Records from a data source
┌──

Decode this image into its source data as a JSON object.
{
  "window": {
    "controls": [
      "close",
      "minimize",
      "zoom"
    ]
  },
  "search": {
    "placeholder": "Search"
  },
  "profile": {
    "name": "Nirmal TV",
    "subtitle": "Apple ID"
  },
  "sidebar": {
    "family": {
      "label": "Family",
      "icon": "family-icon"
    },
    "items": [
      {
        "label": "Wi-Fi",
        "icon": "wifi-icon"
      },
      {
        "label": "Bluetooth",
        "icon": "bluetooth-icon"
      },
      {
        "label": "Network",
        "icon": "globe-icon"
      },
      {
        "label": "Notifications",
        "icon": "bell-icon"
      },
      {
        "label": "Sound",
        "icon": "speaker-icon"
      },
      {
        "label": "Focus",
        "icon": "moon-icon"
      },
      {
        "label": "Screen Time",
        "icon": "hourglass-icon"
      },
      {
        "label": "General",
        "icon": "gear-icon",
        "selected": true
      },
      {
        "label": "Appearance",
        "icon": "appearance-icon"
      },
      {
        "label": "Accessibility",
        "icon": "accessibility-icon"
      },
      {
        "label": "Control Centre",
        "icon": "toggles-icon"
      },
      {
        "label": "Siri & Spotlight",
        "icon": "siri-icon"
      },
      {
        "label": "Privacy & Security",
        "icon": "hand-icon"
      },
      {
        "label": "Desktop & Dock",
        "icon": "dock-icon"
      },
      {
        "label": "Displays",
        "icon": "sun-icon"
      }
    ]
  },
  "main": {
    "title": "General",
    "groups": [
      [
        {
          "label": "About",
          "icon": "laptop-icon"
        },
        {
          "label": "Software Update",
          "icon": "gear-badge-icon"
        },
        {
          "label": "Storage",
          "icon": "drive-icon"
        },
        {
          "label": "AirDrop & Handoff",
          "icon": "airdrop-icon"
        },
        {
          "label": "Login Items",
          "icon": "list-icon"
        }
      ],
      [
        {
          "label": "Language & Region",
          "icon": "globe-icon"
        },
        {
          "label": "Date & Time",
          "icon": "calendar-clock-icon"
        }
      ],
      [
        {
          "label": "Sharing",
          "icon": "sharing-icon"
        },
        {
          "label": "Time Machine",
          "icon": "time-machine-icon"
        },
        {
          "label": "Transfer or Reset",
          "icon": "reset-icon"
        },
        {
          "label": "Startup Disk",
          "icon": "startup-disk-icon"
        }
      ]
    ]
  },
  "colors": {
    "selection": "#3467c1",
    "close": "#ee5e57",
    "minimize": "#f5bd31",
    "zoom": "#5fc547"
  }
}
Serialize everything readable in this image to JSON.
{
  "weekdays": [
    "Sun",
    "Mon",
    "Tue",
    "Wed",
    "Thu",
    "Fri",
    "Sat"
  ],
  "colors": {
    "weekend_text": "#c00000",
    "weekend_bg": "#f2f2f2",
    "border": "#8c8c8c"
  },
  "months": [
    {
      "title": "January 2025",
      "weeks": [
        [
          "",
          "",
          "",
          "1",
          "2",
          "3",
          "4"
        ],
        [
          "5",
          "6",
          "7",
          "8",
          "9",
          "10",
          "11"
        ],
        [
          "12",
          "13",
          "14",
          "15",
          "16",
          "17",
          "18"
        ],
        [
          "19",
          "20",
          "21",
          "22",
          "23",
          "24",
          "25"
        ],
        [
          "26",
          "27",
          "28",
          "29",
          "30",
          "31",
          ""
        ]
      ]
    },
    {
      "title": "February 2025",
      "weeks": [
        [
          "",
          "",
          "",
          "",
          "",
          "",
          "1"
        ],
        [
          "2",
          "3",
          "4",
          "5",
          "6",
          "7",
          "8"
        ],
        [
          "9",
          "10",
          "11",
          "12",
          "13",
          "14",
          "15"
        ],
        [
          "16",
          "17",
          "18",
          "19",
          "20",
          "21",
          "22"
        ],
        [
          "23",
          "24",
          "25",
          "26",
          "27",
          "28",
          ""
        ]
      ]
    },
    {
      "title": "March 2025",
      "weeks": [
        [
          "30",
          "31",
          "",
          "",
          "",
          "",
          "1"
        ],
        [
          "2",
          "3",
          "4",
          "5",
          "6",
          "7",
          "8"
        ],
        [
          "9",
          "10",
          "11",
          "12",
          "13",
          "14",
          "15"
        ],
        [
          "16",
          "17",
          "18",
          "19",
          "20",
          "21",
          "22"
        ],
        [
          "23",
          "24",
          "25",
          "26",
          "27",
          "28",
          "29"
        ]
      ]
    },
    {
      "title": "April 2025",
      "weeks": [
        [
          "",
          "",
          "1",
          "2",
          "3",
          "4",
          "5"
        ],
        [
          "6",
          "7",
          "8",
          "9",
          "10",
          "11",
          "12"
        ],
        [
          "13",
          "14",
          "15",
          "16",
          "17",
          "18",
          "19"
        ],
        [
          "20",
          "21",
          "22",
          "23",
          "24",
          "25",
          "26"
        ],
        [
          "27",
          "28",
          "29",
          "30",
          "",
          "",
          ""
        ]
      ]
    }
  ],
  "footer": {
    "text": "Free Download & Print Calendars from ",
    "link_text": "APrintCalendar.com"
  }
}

└──

■ **YOUR OBJECTIVE**
Copy each line of the records that contains the word "this".

■ **THE RESPONSE**
Decode this image into its source data as a JSON object.
Serialize everything readable in this image to JSON.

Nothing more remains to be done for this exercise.